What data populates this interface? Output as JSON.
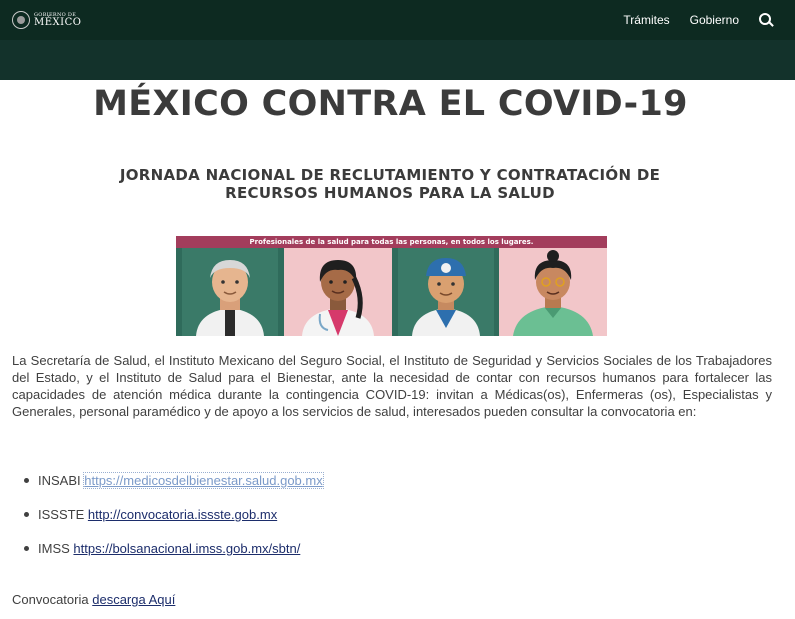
{
  "header": {
    "logo_small": "GOBIERNO DE",
    "logo_big": "MÉXICO",
    "nav": [
      "Trámites",
      "Gobierno"
    ],
    "search_icon": "search-icon"
  },
  "colors": {
    "topbar": "#0d2a21",
    "subbar": "#13322b",
    "banner_header": "#a33d5c",
    "link": "#1c2d6b"
  },
  "main": {
    "title": "MÉXICO CONTRA EL COVID-19",
    "subtitle": "JORNADA NACIONAL DE RECLUTAMIENTO Y CONTRATACIÓN DE RECURSOS HUMANOS PARA LA SALUD",
    "banner_caption": "Profesionales de la salud para todas las personas, en todos los lugares.",
    "intro": "La Secretaría de Salud, el Instituto Mexicano del Seguro Social, el Instituto de Seguridad y Servicios Sociales de los Trabajadores del Estado, y el Instituto de Salud para el Bienestar, ante la necesidad de contar con recursos humanos para fortalecer las capacidades de atención médica durante la contingencia COVID-19: invitan a Médicas(os), Enfermeras (os), Especialistas y Generales, personal paramédico y de apoyo a los servicios de salud, interesados pueden consultar la convocatoria en:",
    "links": [
      {
        "label": "INSABI",
        "url": "https://medicosdelbienestar.salud.gob.mx"
      },
      {
        "label": "ISSSTE",
        "url": "http://convocatoria.issste.gob.mx"
      },
      {
        "label": "IMSS",
        "url": "https://bolsanacional.imss.gob.mx/sbtn/"
      }
    ],
    "convocatoria_label": "Convocatoria",
    "convocatoria_link": "descarga Aquí"
  }
}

_GOAL OF THE EXERCISE_: How many lines in the listing above contain the string "MÉXICO"? Answer with the number only.

_WRITTEN SOLUTION_: 2